Set problem:
Return the whole listing, keeping every character the same.

Exercise input:
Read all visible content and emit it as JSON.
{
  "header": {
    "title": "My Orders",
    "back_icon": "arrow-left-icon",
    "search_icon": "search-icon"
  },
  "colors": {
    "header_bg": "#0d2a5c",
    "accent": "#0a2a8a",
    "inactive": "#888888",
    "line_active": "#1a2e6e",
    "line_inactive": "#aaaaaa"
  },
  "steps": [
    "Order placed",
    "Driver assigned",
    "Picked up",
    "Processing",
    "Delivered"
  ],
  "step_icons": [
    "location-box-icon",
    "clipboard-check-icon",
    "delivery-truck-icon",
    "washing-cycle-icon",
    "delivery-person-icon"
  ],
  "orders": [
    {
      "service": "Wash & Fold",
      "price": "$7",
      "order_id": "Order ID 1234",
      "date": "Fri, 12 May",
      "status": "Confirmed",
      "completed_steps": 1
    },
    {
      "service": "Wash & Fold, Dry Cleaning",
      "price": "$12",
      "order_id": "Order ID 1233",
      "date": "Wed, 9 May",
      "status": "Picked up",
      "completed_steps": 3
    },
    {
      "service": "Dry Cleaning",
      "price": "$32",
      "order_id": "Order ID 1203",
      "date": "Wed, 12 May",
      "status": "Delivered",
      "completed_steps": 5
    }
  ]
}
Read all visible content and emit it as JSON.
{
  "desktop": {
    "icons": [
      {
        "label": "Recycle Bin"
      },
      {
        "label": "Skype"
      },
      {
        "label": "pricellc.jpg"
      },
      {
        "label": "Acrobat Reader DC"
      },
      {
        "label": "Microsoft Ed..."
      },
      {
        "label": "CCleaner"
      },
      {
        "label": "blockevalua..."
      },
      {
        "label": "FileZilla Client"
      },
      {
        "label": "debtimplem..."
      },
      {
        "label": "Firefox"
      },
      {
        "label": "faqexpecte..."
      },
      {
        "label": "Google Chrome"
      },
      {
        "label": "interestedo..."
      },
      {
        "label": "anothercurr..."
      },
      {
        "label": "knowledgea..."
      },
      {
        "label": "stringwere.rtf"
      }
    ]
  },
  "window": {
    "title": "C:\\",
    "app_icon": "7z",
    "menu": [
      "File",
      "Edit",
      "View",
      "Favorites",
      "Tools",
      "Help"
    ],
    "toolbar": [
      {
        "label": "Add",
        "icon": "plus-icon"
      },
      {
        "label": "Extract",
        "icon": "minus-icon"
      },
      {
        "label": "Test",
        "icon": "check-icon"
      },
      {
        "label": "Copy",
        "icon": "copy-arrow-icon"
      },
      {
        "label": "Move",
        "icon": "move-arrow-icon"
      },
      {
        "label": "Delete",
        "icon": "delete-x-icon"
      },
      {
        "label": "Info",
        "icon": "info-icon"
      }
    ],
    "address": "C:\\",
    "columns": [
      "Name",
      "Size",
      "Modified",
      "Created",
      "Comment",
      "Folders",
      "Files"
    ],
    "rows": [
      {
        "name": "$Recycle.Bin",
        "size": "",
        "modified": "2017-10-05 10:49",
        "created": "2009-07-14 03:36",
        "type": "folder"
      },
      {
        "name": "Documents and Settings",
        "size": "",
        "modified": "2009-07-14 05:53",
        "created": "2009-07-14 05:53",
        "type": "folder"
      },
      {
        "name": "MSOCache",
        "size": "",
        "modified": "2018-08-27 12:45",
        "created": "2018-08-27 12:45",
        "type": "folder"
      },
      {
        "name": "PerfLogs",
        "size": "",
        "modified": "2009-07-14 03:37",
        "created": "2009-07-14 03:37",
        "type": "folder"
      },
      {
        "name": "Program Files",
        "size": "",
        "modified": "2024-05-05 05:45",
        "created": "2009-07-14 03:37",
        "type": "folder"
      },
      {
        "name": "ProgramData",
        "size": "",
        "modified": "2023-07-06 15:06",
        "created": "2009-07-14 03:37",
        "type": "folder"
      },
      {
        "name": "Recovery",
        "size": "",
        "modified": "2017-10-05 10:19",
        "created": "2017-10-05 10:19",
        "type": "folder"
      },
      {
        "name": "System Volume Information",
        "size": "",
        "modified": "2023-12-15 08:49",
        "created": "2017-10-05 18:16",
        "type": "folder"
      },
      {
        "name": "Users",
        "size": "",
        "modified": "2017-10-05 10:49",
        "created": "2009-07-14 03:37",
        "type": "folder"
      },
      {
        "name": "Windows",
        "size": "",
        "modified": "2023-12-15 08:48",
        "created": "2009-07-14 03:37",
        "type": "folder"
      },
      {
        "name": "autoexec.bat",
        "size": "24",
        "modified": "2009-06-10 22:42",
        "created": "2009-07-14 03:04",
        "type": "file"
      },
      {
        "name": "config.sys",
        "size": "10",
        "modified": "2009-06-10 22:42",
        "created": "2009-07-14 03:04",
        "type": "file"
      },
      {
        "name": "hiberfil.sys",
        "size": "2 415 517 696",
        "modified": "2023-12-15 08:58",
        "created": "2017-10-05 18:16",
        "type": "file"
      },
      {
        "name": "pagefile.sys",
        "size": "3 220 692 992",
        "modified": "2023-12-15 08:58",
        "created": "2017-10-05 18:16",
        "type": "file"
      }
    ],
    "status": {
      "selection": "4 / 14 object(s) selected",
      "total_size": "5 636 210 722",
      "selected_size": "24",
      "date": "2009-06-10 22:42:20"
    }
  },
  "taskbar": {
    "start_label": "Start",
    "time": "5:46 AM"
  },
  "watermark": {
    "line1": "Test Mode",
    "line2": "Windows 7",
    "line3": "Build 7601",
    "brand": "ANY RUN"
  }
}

Task output:
Read all visible content and emit it as JSON.
{
  "header": {
    "title": "My Orders",
    "back_icon": "arrow-left-icon",
    "search_icon": "search-icon"
  },
  "colors": {
    "header_bg": "#0d2a5c",
    "accent": "#0a2a8a",
    "inactive": "#888888",
    "line_active": "#1a2e6e",
    "line_inactive": "#aaaaaa"
  },
  "steps": [
    "Order placed",
    "Driver assigned",
    "Picked up",
    "Processing",
    "Delivered"
  ],
  "step_icons": [
    "location-box-icon",
    "clipboard-check-icon",
    "delivery-truck-icon",
    "washing-cycle-icon",
    "delivery-person-icon"
  ],
  "orders": [
    {
      "service": "Wash & Fold",
      "price": "$7",
      "order_id": "Order ID 1234",
      "date": "Fri, 12 May",
      "status": "Confirmed",
      "completed_steps": 1
    },
    {
      "service": "Wash & Fold, Dry Cleaning",
      "price": "$12",
      "order_id": "Order ID 1233",
      "date": "Wed, 9 May",
      "status": "Picked up",
      "completed_steps": 3
    },
    {
      "service": "Dry Cleaning",
      "price": "$32",
      "order_id": "Order ID 1203",
      "date": "Wed, 12 May",
      "status": "Delivered",
      "completed_steps": 5
    }
  ]
}
Read all visible content and emit it as JSON.
{
  "desktop": {
    "icons": [
      {
        "label": "Recycle Bin"
      },
      {
        "label": "Skype"
      },
      {
        "label": "pricellc.jpg"
      },
      {
        "label": "Acrobat Reader DC"
      },
      {
        "label": "Microsoft Ed..."
      },
      {
        "label": "CCleaner"
      },
      {
        "label": "blockevalua..."
      },
      {
        "label": "FileZilla Client"
      },
      {
        "label": "debtimplem..."
      },
      {
        "label": "Firefox"
      },
      {
        "label": "faqexpecte..."
      },
      {
        "label": "Google Chrome"
      },
      {
        "label": "interestedo..."
      },
      {
        "label": "anothercurr..."
      },
      {
        "label": "knowledgea..."
      },
      {
        "label": "stringwere.rtf"
      }
    ]
  },
  "window": {
    "title": "C:\\",
    "app_icon": "7z",
    "menu": [
      "File",
      "Edit",
      "View",
      "Favorites",
      "Tools",
      "Help"
    ],
    "toolbar": [
      {
        "label": "Add",
        "icon": "plus-icon"
      },
      {
        "label": "Extract",
        "icon": "minus-icon"
      },
      {
        "label": "Test",
        "icon": "check-icon"
      },
      {
        "label": "Copy",
        "icon": "copy-arrow-icon"
      },
      {
        "label": "Move",
        "icon": "move-arrow-icon"
      },
      {
        "label": "Delete",
        "icon": "delete-x-icon"
      },
      {
        "label": "Info",
        "icon": "info-icon"
      }
    ],
    "address": "C:\\",
    "columns": [
      "Name",
      "Size",
      "Modified",
      "Created",
      "Comment",
      "Folders",
      "Files"
    ],
    "rows": [
      {
        "name": "$Recycle.Bin",
        "size": "",
        "modified": "2017-10-05 10:49",
        "created": "2009-07-14 03:36",
        "type": "folder"
      },
      {
        "name": "Documents and Settings",
        "size": "",
        "modified": "2009-07-14 05:53",
        "created": "2009-07-14 05:53",
        "type": "folder"
      },
      {
        "name": "MSOCache",
        "size": "",
        "modified": "2018-08-27 12:45",
        "created": "2018-08-27 12:45",
        "type": "folder"
      },
      {
        "name": "PerfLogs",
        "size": "",
        "modified": "2009-07-14 03:37",
        "created": "2009-07-14 03:37",
        "type": "folder"
      },
      {
        "name": "Program Files",
        "size": "",
        "modified": "2024-05-05 05:45",
        "created": "2009-07-14 03:37",
        "type": "folder"
      },
      {
        "name": "ProgramData",
        "size": "",
        "modified": "2023-07-06 15:06",
        "created": "2009-07-14 03:37",
        "type": "folder"
      },
      {
        "name": "Recovery",
        "size": "",
        "modified": "2017-10-05 10:19",
        "created": "2017-10-05 10:19",
        "type": "folder"
      },
      {
        "name": "System Volume Information",
        "size": "",
        "modified": "2023-12-15 08:49",
        "created": "2017-10-05 18:16",
        "type": "folder"
      },
      {
        "name": "Users",
        "size": "",
        "modified": "2017-10-05 10:49",
        "created": "2009-07-14 03:37",
        "type": "folder"
      },
      {
        "name": "Windows",
        "size": "",
        "modified": "2023-12-15 08:48",
        "created": "2009-07-14 03:37",
        "type": "folder"
      },
      {
        "name": "autoexec.bat",
        "size": "24",
        "modified": "2009-06-10 22:42",
        "created": "2009-07-14 03:04",
        "type": "file"
      },
      {
        "name": "config.sys",
        "size": "10",
        "modified": "2009-06-10 22:42",
        "created": "2009-07-14 03:04",
        "type": "file"
      },
      {
        "name": "hiberfil.sys",
        "size": "2 415 517 696",
        "modified": "2023-12-15 08:58",
        "created": "2017-10-05 18:16",
        "type": "file"
      },
      {
        "name": "pagefile.sys",
        "size": "3 220 692 992",
        "modified": "2023-12-15 08:58",
        "created": "2017-10-05 18:16",
        "type": "file"
      }
    ],
    "status": {
      "selection": "4 / 14 object(s) selected",
      "total_size": "5 636 210 722",
      "selected_size": "24",
      "date": "2009-06-10 22:42:20"
    }
  },
  "taskbar": {
    "start_label": "Start",
    "time": "5:46 AM"
  },
  "watermark": {
    "line1": "Test Mode",
    "line2": "Windows 7",
    "line3": "Build 7601",
    "brand": "ANY RUN"
  }
}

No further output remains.